What to do >>
Transcribe the listing exactly, leaving out every picture.

□ □ □ □ □

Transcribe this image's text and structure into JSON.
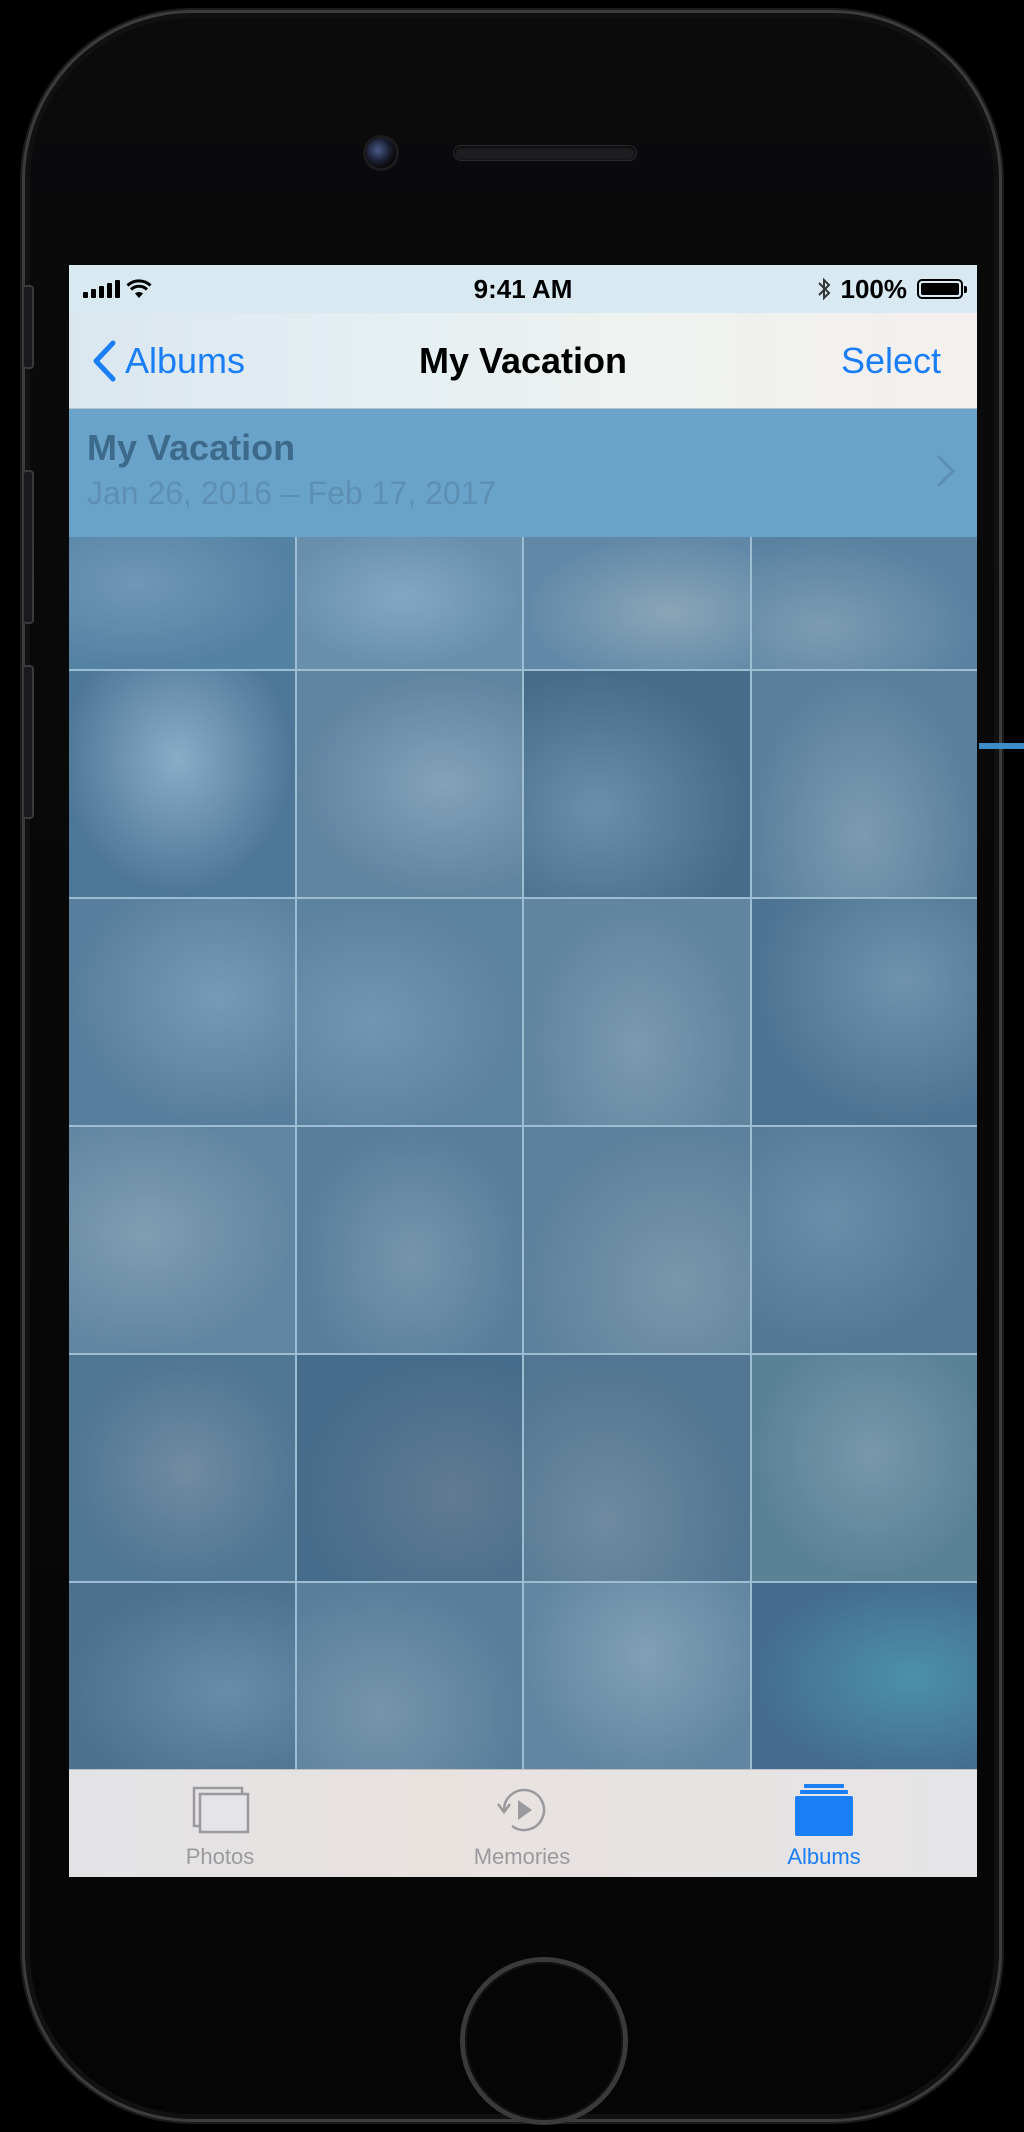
{
  "status_bar": {
    "time": "9:41 AM",
    "battery_percent": "100%",
    "battery_level": 1.0,
    "icons": [
      "signal-icon",
      "wifi-icon",
      "bluetooth-icon",
      "battery-icon"
    ]
  },
  "nav": {
    "back_label": "Albums",
    "title": "My Vacation",
    "select_label": "Select"
  },
  "album": {
    "title": "My Vacation",
    "dates": "Jan 26, 2016 – Feb 17, 2017"
  },
  "photo_count": 24,
  "tabs": [
    {
      "label": "Photos",
      "icon": "photos-icon",
      "selected": false
    },
    {
      "label": "Memories",
      "icon": "memories-icon",
      "selected": false
    },
    {
      "label": "Albums",
      "icon": "albums-icon",
      "selected": true
    }
  ],
  "colors": {
    "accent": "#1a7ef5",
    "overlay": "#6aa3c9",
    "inactive_tab": "#9a9a9e"
  }
}
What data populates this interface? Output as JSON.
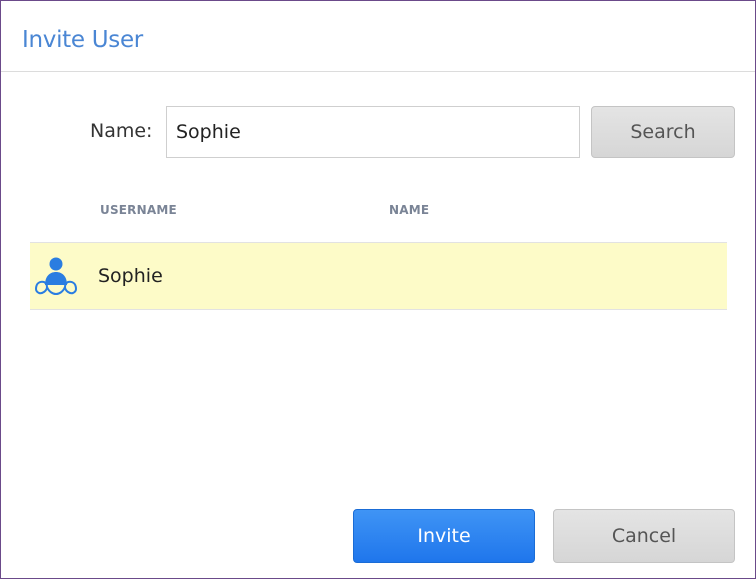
{
  "dialog": {
    "title": "Invite User"
  },
  "search": {
    "label": "Name:",
    "value": "Sophie",
    "button_label": "Search"
  },
  "table": {
    "columns": [
      "USERNAME",
      "NAME"
    ],
    "rows": [
      {
        "username": "Sophie",
        "name": "",
        "icon": "user-group-icon",
        "selected": true
      }
    ]
  },
  "footer": {
    "invite_label": "Invite",
    "cancel_label": "Cancel"
  },
  "colors": {
    "title": "#4a86d4",
    "selected_row": "#fdfbc8",
    "primary_button": "#2a82f0",
    "dialog_border": "#6b4a8a"
  }
}
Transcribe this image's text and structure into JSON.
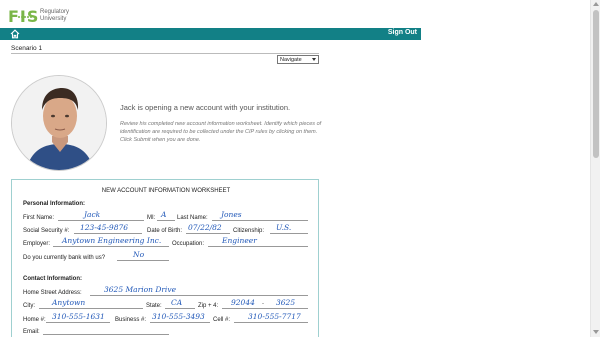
{
  "header": {
    "logo_mark": "FIS",
    "logo_line1": "Regulatory",
    "logo_line2": "University",
    "brand_color": "#7ab648"
  },
  "navbar": {
    "color": "#128086",
    "home_icon": "home-icon",
    "signout_label": "Sign Out"
  },
  "scenario": {
    "title": "Scenario 1",
    "navigate_value": "Navigate"
  },
  "intro": {
    "headline": "Jack is opening a new account with your institution.",
    "instructions": "Review his completed new account information worksheet. Identify which pieces of identification are required to be collected under the CIP rules by clicking on them. Click Submit when you are done."
  },
  "worksheet": {
    "title": "NEW ACCOUNT INFORMATION WORKSHEET",
    "personal_heading": "Personal Information:",
    "first_name_label": "First Name:",
    "first_name": "Jack",
    "mi_label": "MI:",
    "mi": "A",
    "last_name_label": "Last Name:",
    "last_name": "Jones",
    "ssn_label": "Social Security #:",
    "ssn": "123-45-9876",
    "dob_label": "Date of Birth:",
    "dob": "07/22/82",
    "citizenship_label": "Citizenship:",
    "citizenship": "U.S.",
    "employer_label": "Employer:",
    "employer": "Anytown Engineering Inc.",
    "occupation_label": "Occupation:",
    "occupation": "Engineer",
    "bank_with_us_label": "Do you currently bank with us?",
    "bank_with_us": "No",
    "contact_heading": "Contact Information:",
    "address_label": "Home Street Address:",
    "address": "3625 Marion Drive",
    "city_label": "City:",
    "city": "Anytown",
    "state_label": "State:",
    "state": "CA",
    "zip_label": "Zip + 4:",
    "zip": "92044",
    "zip_dash": "-",
    "zip4": "3625",
    "home_phone_label": "Home #:",
    "home_phone": "310-555-1631",
    "business_phone_label": "Business #:",
    "business_phone": "310-555-3493",
    "cell_phone_label": "Cell #:",
    "cell_phone": "310-555-7717",
    "email_label": "Email:",
    "handwriting_color": "#2158b8"
  }
}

□ □ □ □ □

Solution for this task >>
Transcribe this image's text and structure into JSON.
{
  "status_bar": {
    "time": "9:41 AM",
    "battery_percent": "100%",
    "battery_level": 1.0,
    "icons": [
      "signal-icon",
      "wifi-icon",
      "bluetooth-icon",
      "battery-icon"
    ]
  },
  "nav": {
    "back_label": "Albums",
    "title": "My Vacation",
    "select_label": "Select"
  },
  "album": {
    "title": "My Vacation",
    "dates": "Jan 26, 2016 – Feb 17, 2017"
  },
  "photo_count": 24,
  "tabs": [
    {
      "label": "Photos",
      "icon": "photos-icon",
      "selected": false
    },
    {
      "label": "Memories",
      "icon": "memories-icon",
      "selected": false
    },
    {
      "label": "Albums",
      "icon": "albums-icon",
      "selected": true
    }
  ],
  "colors": {
    "accent": "#1a7ef5",
    "overlay": "#6aa3c9",
    "inactive_tab": "#9a9a9e"
  }
}
What data populates this interface? Output as JSON.
{
  "dialog": {
    "title": "Invite User"
  },
  "search": {
    "label": "Name:",
    "value": "Sophie",
    "button_label": "Search"
  },
  "table": {
    "columns": [
      "USERNAME",
      "NAME"
    ],
    "rows": [
      {
        "username": "Sophie",
        "name": "",
        "icon": "user-group-icon",
        "selected": true
      }
    ]
  },
  "footer": {
    "invite_label": "Invite",
    "cancel_label": "Cancel"
  },
  "colors": {
    "title": "#4a86d4",
    "selected_row": "#fdfbc8",
    "primary_button": "#2a82f0",
    "dialog_border": "#6b4a8a"
  }
}
Transcribe this image's text and structure into JSON.
{
  "header": {
    "logo_mark": "FIS",
    "logo_line1": "Regulatory",
    "logo_line2": "University",
    "brand_color": "#7ab648"
  },
  "navbar": {
    "color": "#128086",
    "home_icon": "home-icon",
    "signout_label": "Sign Out"
  },
  "scenario": {
    "title": "Scenario 1",
    "navigate_value": "Navigate"
  },
  "intro": {
    "headline": "Jack is opening a new account with your institution.",
    "instructions": "Review his completed new account information worksheet. Identify which pieces of identification are required to be collected under the CIP rules by clicking on them. Click Submit when you are done."
  },
  "worksheet": {
    "title": "NEW ACCOUNT INFORMATION WORKSHEET",
    "personal_heading": "Personal Information:",
    "first_name_label": "First Name:",
    "first_name": "Jack",
    "mi_label": "MI:",
    "mi": "A",
    "last_name_label": "Last Name:",
    "last_name": "Jones",
    "ssn_label": "Social Security #:",
    "ssn": "123-45-9876",
    "dob_label": "Date of Birth:",
    "dob": "07/22/82",
    "citizenship_label": "Citizenship:",
    "citizenship": "U.S.",
    "employer_label": "Employer:",
    "employer": "Anytown Engineering Inc.",
    "occupation_label": "Occupation:",
    "occupation": "Engineer",
    "bank_with_us_label": "Do you currently bank with us?",
    "bank_with_us": "No",
    "contact_heading": "Contact Information:",
    "address_label": "Home Street Address:",
    "address": "3625 Marion Drive",
    "city_label": "City:",
    "city": "Anytown",
    "state_label": "State:",
    "state": "CA",
    "zip_label": "Zip + 4:",
    "zip": "92044",
    "zip_dash": "-",
    "zip4": "3625",
    "home_phone_label": "Home #:",
    "home_phone": "310-555-1631",
    "business_phone_label": "Business #:",
    "business_phone": "310-555-3493",
    "cell_phone_label": "Cell #:",
    "cell_phone": "310-555-7717",
    "email_label": "Email:",
    "handwriting_color": "#2158b8"
  }
}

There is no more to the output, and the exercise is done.